▸ Prompt
Reproduce all of the listing below without alteration.

▸ Supplied information
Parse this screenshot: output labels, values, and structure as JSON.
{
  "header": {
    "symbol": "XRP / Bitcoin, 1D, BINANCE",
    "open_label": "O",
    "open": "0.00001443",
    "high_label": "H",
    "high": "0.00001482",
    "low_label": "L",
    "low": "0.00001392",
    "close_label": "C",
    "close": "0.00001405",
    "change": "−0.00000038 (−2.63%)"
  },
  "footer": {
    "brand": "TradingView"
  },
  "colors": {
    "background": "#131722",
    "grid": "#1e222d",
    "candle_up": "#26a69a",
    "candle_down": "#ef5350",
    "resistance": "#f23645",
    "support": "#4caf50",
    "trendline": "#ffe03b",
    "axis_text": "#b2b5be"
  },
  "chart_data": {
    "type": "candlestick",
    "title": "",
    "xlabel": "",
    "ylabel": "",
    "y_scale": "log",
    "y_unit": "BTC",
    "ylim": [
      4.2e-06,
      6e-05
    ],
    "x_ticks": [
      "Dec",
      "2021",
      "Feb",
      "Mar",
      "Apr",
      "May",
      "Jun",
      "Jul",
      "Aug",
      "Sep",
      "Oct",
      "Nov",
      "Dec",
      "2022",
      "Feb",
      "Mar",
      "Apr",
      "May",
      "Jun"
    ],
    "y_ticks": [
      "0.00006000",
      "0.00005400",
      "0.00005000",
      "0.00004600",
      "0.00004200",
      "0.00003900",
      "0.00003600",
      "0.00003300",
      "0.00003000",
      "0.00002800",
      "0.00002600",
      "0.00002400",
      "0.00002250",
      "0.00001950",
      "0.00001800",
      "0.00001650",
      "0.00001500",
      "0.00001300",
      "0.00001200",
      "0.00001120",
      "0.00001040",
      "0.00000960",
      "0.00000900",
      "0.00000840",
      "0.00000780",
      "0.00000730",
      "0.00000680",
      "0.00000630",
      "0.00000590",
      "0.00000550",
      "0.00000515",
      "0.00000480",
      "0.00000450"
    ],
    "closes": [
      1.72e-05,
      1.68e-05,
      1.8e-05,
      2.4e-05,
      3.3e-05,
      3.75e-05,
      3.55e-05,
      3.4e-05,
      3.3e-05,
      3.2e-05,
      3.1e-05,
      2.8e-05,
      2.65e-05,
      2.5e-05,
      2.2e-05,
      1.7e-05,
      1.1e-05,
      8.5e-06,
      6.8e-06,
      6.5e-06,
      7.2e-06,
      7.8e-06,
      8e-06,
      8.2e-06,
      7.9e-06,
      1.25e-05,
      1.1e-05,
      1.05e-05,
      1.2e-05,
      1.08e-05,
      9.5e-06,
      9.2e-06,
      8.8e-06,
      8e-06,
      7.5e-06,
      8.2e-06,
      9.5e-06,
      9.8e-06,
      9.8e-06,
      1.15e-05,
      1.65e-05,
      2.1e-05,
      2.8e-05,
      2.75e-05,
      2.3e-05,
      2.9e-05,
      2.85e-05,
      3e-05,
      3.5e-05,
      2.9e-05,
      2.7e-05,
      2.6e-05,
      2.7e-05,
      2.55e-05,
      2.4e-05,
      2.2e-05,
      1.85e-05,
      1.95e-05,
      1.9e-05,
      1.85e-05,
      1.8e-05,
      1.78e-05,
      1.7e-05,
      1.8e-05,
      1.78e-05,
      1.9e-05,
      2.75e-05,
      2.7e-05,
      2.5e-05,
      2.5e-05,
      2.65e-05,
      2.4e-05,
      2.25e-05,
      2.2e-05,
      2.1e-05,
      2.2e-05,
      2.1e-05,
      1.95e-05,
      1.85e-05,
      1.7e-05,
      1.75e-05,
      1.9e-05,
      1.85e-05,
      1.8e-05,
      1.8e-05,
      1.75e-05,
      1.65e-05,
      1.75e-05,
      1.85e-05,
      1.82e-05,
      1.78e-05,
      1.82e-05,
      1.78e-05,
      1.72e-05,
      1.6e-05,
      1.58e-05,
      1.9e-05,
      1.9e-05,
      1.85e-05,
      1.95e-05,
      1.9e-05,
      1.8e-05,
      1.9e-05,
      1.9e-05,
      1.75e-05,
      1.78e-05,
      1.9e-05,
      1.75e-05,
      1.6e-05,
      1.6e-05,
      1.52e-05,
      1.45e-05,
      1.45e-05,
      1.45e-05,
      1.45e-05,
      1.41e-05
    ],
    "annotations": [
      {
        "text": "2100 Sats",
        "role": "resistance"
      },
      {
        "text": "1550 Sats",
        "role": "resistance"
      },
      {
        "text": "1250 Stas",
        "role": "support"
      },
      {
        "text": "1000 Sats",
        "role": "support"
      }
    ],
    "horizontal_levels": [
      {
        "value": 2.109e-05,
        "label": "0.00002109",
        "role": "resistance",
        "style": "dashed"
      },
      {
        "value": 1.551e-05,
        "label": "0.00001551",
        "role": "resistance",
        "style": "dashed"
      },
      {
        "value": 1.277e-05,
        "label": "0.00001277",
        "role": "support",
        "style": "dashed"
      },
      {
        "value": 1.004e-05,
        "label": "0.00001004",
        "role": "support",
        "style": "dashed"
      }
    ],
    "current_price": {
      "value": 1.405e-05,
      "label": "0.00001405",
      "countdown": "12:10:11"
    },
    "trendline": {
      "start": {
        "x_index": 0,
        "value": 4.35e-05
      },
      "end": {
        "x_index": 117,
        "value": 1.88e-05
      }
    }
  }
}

▸ Complete answer
Parse this screenshot: output labels, values, and structure as JSON.
{
  "header": {
    "symbol": "XRP / Bitcoin, 1D, BINANCE",
    "open_label": "O",
    "open": "0.00001443",
    "high_label": "H",
    "high": "0.00001482",
    "low_label": "L",
    "low": "0.00001392",
    "close_label": "C",
    "close": "0.00001405",
    "change": "−0.00000038 (−2.63%)"
  },
  "footer": {
    "brand": "TradingView"
  },
  "colors": {
    "background": "#131722",
    "grid": "#1e222d",
    "candle_up": "#26a69a",
    "candle_down": "#ef5350",
    "resistance": "#f23645",
    "support": "#4caf50",
    "trendline": "#ffe03b",
    "axis_text": "#b2b5be"
  },
  "chart_data": {
    "type": "candlestick",
    "title": "",
    "xlabel": "",
    "ylabel": "",
    "y_scale": "log",
    "y_unit": "BTC",
    "ylim": [
      4.2e-06,
      6e-05
    ],
    "x_ticks": [
      "Dec",
      "2021",
      "Feb",
      "Mar",
      "Apr",
      "May",
      "Jun",
      "Jul",
      "Aug",
      "Sep",
      "Oct",
      "Nov",
      "Dec",
      "2022",
      "Feb",
      "Mar",
      "Apr",
      "May",
      "Jun"
    ],
    "y_ticks": [
      "0.00006000",
      "0.00005400",
      "0.00005000",
      "0.00004600",
      "0.00004200",
      "0.00003900",
      "0.00003600",
      "0.00003300",
      "0.00003000",
      "0.00002800",
      "0.00002600",
      "0.00002400",
      "0.00002250",
      "0.00001950",
      "0.00001800",
      "0.00001650",
      "0.00001500",
      "0.00001300",
      "0.00001200",
      "0.00001120",
      "0.00001040",
      "0.00000960",
      "0.00000900",
      "0.00000840",
      "0.00000780",
      "0.00000730",
      "0.00000680",
      "0.00000630",
      "0.00000590",
      "0.00000550",
      "0.00000515",
      "0.00000480",
      "0.00000450"
    ],
    "closes": [
      1.72e-05,
      1.68e-05,
      1.8e-05,
      2.4e-05,
      3.3e-05,
      3.75e-05,
      3.55e-05,
      3.4e-05,
      3.3e-05,
      3.2e-05,
      3.1e-05,
      2.8e-05,
      2.65e-05,
      2.5e-05,
      2.2e-05,
      1.7e-05,
      1.1e-05,
      8.5e-06,
      6.8e-06,
      6.5e-06,
      7.2e-06,
      7.8e-06,
      8e-06,
      8.2e-06,
      7.9e-06,
      1.25e-05,
      1.1e-05,
      1.05e-05,
      1.2e-05,
      1.08e-05,
      9.5e-06,
      9.2e-06,
      8.8e-06,
      8e-06,
      7.5e-06,
      8.2e-06,
      9.5e-06,
      9.8e-06,
      9.8e-06,
      1.15e-05,
      1.65e-05,
      2.1e-05,
      2.8e-05,
      2.75e-05,
      2.3e-05,
      2.9e-05,
      2.85e-05,
      3e-05,
      3.5e-05,
      2.9e-05,
      2.7e-05,
      2.6e-05,
      2.7e-05,
      2.55e-05,
      2.4e-05,
      2.2e-05,
      1.85e-05,
      1.95e-05,
      1.9e-05,
      1.85e-05,
      1.8e-05,
      1.78e-05,
      1.7e-05,
      1.8e-05,
      1.78e-05,
      1.9e-05,
      2.75e-05,
      2.7e-05,
      2.5e-05,
      2.5e-05,
      2.65e-05,
      2.4e-05,
      2.25e-05,
      2.2e-05,
      2.1e-05,
      2.2e-05,
      2.1e-05,
      1.95e-05,
      1.85e-05,
      1.7e-05,
      1.75e-05,
      1.9e-05,
      1.85e-05,
      1.8e-05,
      1.8e-05,
      1.75e-05,
      1.65e-05,
      1.75e-05,
      1.85e-05,
      1.82e-05,
      1.78e-05,
      1.82e-05,
      1.78e-05,
      1.72e-05,
      1.6e-05,
      1.58e-05,
      1.9e-05,
      1.9e-05,
      1.85e-05,
      1.95e-05,
      1.9e-05,
      1.8e-05,
      1.9e-05,
      1.9e-05,
      1.75e-05,
      1.78e-05,
      1.9e-05,
      1.75e-05,
      1.6e-05,
      1.6e-05,
      1.52e-05,
      1.45e-05,
      1.45e-05,
      1.45e-05,
      1.45e-05,
      1.41e-05
    ],
    "annotations": [
      {
        "text": "2100 Sats",
        "role": "resistance"
      },
      {
        "text": "1550 Sats",
        "role": "resistance"
      },
      {
        "text": "1250 Stas",
        "role": "support"
      },
      {
        "text": "1000 Sats",
        "role": "support"
      }
    ],
    "horizontal_levels": [
      {
        "value": 2.109e-05,
        "label": "0.00002109",
        "role": "resistance",
        "style": "dashed"
      },
      {
        "value": 1.551e-05,
        "label": "0.00001551",
        "role": "resistance",
        "style": "dashed"
      },
      {
        "value": 1.277e-05,
        "label": "0.00001277",
        "role": "support",
        "style": "dashed"
      },
      {
        "value": 1.004e-05,
        "label": "0.00001004",
        "role": "support",
        "style": "dashed"
      }
    ],
    "current_price": {
      "value": 1.405e-05,
      "label": "0.00001405",
      "countdown": "12:10:11"
    },
    "trendline": {
      "start": {
        "x_index": 0,
        "value": 4.35e-05
      },
      "end": {
        "x_index": 117,
        "value": 1.88e-05
      }
    }
  }
}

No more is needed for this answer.